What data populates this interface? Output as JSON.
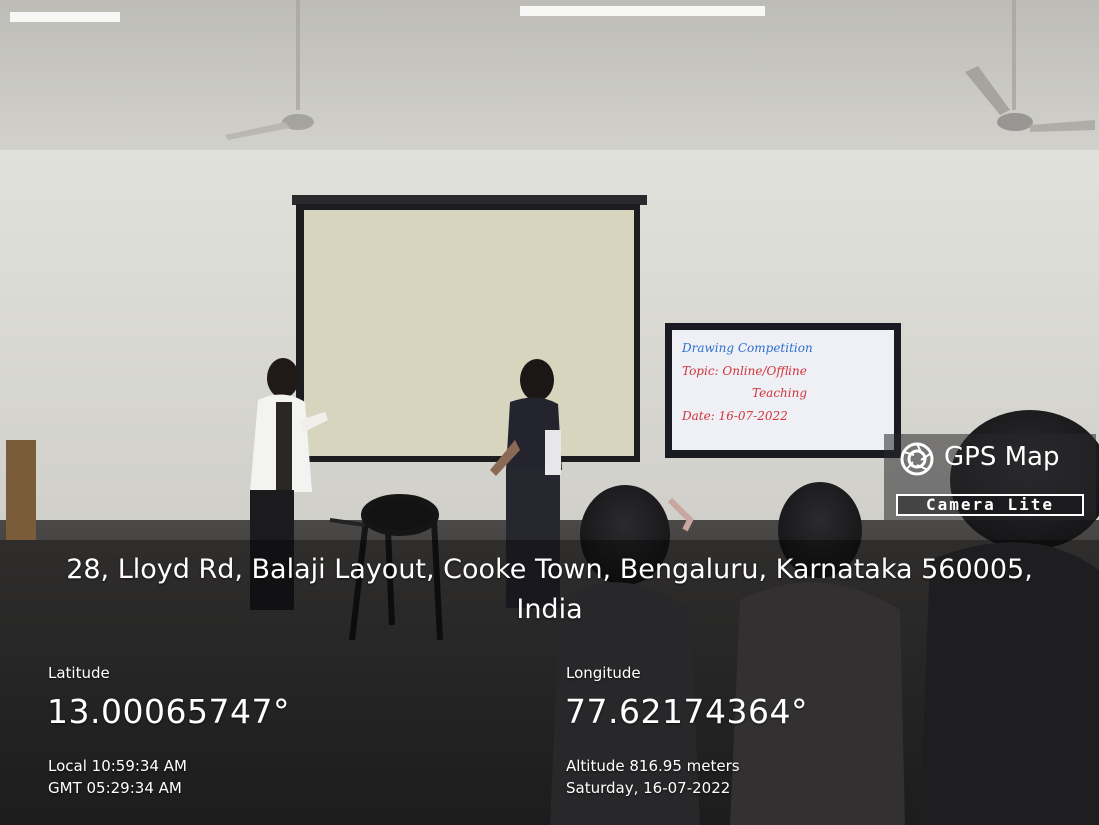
{
  "screen": {
    "line1": "Drawing Competition",
    "line2": "Topic: Online/Offline",
    "line3": "Teaching",
    "line4": "Date: 16-07-2022"
  },
  "badge": {
    "title": "GPS Map",
    "subtitle": "Camera Lite",
    "icon": "camera-lens-icon"
  },
  "location": {
    "address_line1": "28, Lloyd Rd, Balaji Layout, Cooke Town, Bengaluru, Karnataka 560005,",
    "address_line2": "India",
    "latitude_label": "Latitude",
    "latitude_value": "13.00065747°",
    "longitude_label": "Longitude",
    "longitude_value": "77.62174364°",
    "local_time": "Local 10:59:34 AM",
    "gmt_time": "GMT 05:29:34 AM",
    "altitude": "Altitude 816.95 meters",
    "date": "Saturday, 16-07-2022"
  },
  "colors": {
    "wall": "#d9d8d3",
    "ceiling": "#c9c8c3",
    "projector_screen": "#d8d5bf",
    "tv_frame": "#1a1b22",
    "tv_screen": "#eef0f6"
  }
}
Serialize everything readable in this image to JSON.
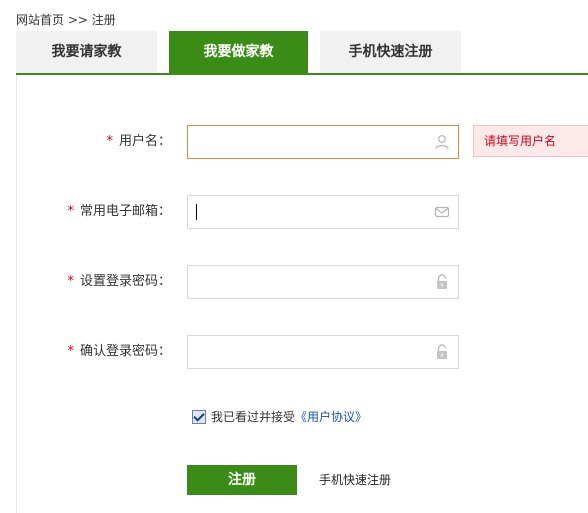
{
  "breadcrumb": {
    "home": "网站首页",
    "separator": ">>",
    "current": "注册"
  },
  "tabs": [
    {
      "label": "我要请家教",
      "active": false
    },
    {
      "label": "我要做家教",
      "active": true
    },
    {
      "label": "手机快速注册",
      "active": false
    }
  ],
  "form": {
    "required_mark": "*",
    "username": {
      "label": "用户名：",
      "value": "",
      "error": "请填写用户名",
      "icon": "user-icon"
    },
    "email": {
      "label": "常用电子邮箱：",
      "value": "",
      "icon": "mail-icon"
    },
    "password": {
      "label": "设置登录密码：",
      "value": "",
      "icon": "lock-icon"
    },
    "confirm_password": {
      "label": "确认登录密码：",
      "value": "",
      "icon": "lock-icon"
    },
    "agree": {
      "checked": true,
      "text": "我已看过并接受",
      "link": "《用户协议》"
    },
    "submit_label": "注册",
    "quick_register_label": "手机快速注册"
  },
  "colors": {
    "accent": "#3a8c16",
    "error": "#d0021b",
    "link": "#1a55a6"
  }
}
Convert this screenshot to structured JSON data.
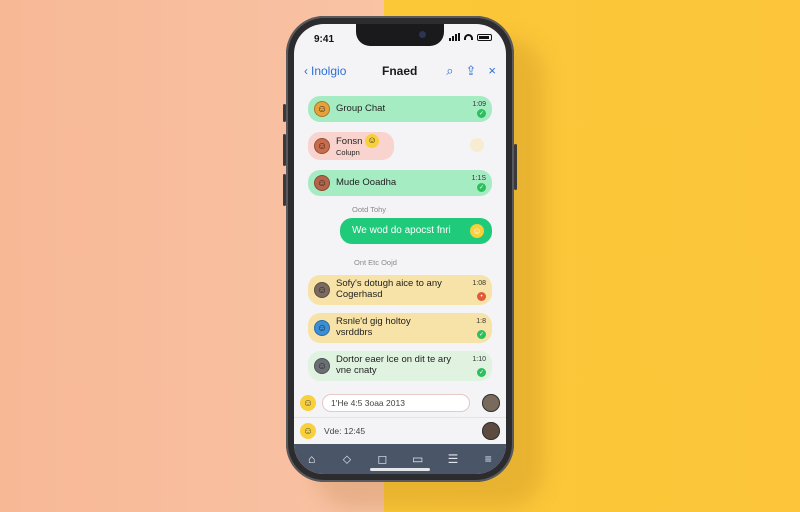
{
  "status_bar": {
    "time": "9:41"
  },
  "nav": {
    "back_label": "Inolgio",
    "title": "Fnaed"
  },
  "chats": [
    {
      "name": "Group Chat",
      "sub": "",
      "time": "1:09",
      "avatar": "☺",
      "avatar_color": "#e5a23b",
      "bubble_color": "#a6ecc3",
      "status": "green"
    },
    {
      "name": "Fonsn",
      "sub": "Colupn",
      "time": "",
      "avatar": "☺",
      "avatar_color": "#c86c4b",
      "bubble_color": "#f9d4cf",
      "status": ""
    },
    {
      "name": "Mude Ooadha",
      "sub": "",
      "time": "1:1S",
      "avatar": "☺",
      "avatar_color": "#b5654a",
      "bubble_color": "#a6ecc3",
      "status": "green"
    }
  ],
  "label_1": "Ootd Tohy",
  "outgoing": {
    "text": "We wod do apocst fnri"
  },
  "label_2": "Ont Etc Oojd",
  "threads": [
    {
      "line1": "Sofy's dotugh aice to any",
      "line2": "Cogerhasd",
      "time": "1:08",
      "avatar": "☺",
      "avatar_color": "#7a6b5e",
      "status": "red"
    },
    {
      "line1": "Rsnle'd gig holtoy",
      "line2": "vsrddbrs",
      "time": "1:8",
      "avatar": "☺",
      "avatar_color": "#3a8fd6",
      "status": "green"
    },
    {
      "line1": "Dortor eaer lce on dit te ary",
      "line2": "vne cnaty",
      "time": "1:10",
      "avatar": "☺",
      "avatar_color": "#6b6f74",
      "status": "green"
    }
  ],
  "composer_1": {
    "placeholder": "1'He 4:5 3oaa 2013"
  },
  "composer_2": {
    "placeholder": "Vde: 12:45"
  },
  "tabs": [
    "⌂",
    "⬦",
    "◻",
    "▭",
    "☰",
    "≡"
  ],
  "colors": {
    "accent": "#2e6fd6",
    "green": "#2bbf5d",
    "outgoing": "#1fca7b",
    "tabbar": "#4b5568"
  }
}
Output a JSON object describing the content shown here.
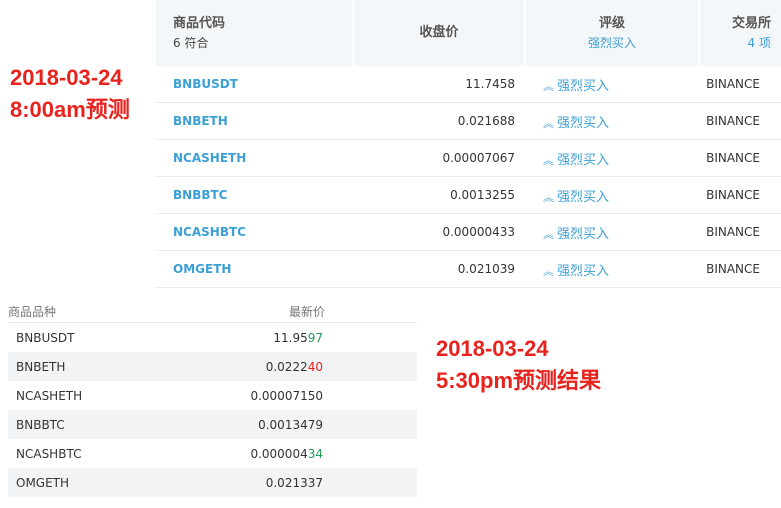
{
  "screener": {
    "header": {
      "symbol_label": "商品代码",
      "match_count": "6 符合",
      "close_label": "收盘价",
      "rating_label": "评级",
      "rating_filter": "强烈买入",
      "exchange_label": "交易所",
      "exchange_count": "4 项"
    },
    "rows": [
      {
        "symbol": "BNBUSDT",
        "close": "11.7458",
        "rating": "强烈买入",
        "exchange": "BINANCE"
      },
      {
        "symbol": "BNBETH",
        "close": "0.021688",
        "rating": "强烈买入",
        "exchange": "BINANCE"
      },
      {
        "symbol": "NCASHETH",
        "close": "0.00007067",
        "rating": "强烈买入",
        "exchange": "BINANCE"
      },
      {
        "symbol": "BNBBTC",
        "close": "0.0013255",
        "rating": "强烈买入",
        "exchange": "BINANCE"
      },
      {
        "symbol": "NCASHBTC",
        "close": "0.00000433",
        "rating": "强烈买入",
        "exchange": "BINANCE"
      },
      {
        "symbol": "OMGETH",
        "close": "0.021039",
        "rating": "强烈买入",
        "exchange": "BINANCE"
      }
    ]
  },
  "annotation_top": {
    "date": "2018-03-24",
    "label": "8:00am预测"
  },
  "annotation_bottom": {
    "date": "2018-03-24",
    "label": "5:30pm预测结果"
  },
  "price_list": {
    "header": {
      "name_label": "商品品种",
      "last_label": "最新价"
    },
    "rows": [
      {
        "name": "BNBUSDT",
        "price_main": "11.95",
        "price_tail": "97",
        "tail_dir": "up"
      },
      {
        "name": "BNBETH",
        "price_main": "0.0222",
        "price_tail": "40",
        "tail_dir": "down"
      },
      {
        "name": "NCASHETH",
        "price_main": "0.00007150",
        "price_tail": "",
        "tail_dir": "none"
      },
      {
        "name": "BNBBTC",
        "price_main": "0.0013479",
        "price_tail": "",
        "tail_dir": "none"
      },
      {
        "name": "NCASHBTC",
        "price_main": "0.000004",
        "price_tail": "34",
        "tail_dir": "up"
      },
      {
        "name": "OMGETH",
        "price_main": "0.021337",
        "price_tail": "",
        "tail_dir": "none"
      }
    ]
  },
  "colors": {
    "accent_blue": "#3ba0d5",
    "annotation_red": "#e8231d",
    "price_up": "#1f9e52",
    "price_down": "#e8231d"
  }
}
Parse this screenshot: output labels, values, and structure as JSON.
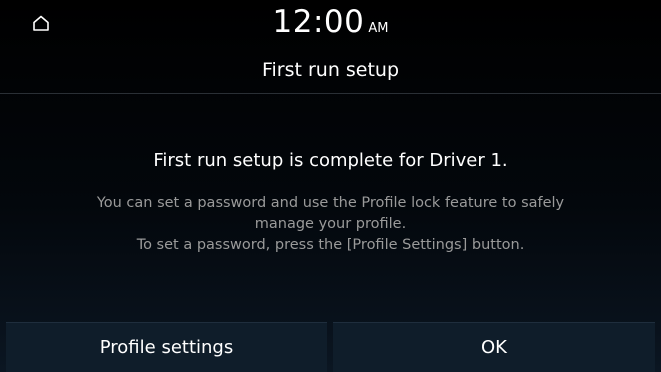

Aim of the task
For each line of the entries that includes "data", show that line.

Exercise response
What data populates this interface? Output as JSON.
Convert this screenshot to structured JSON data.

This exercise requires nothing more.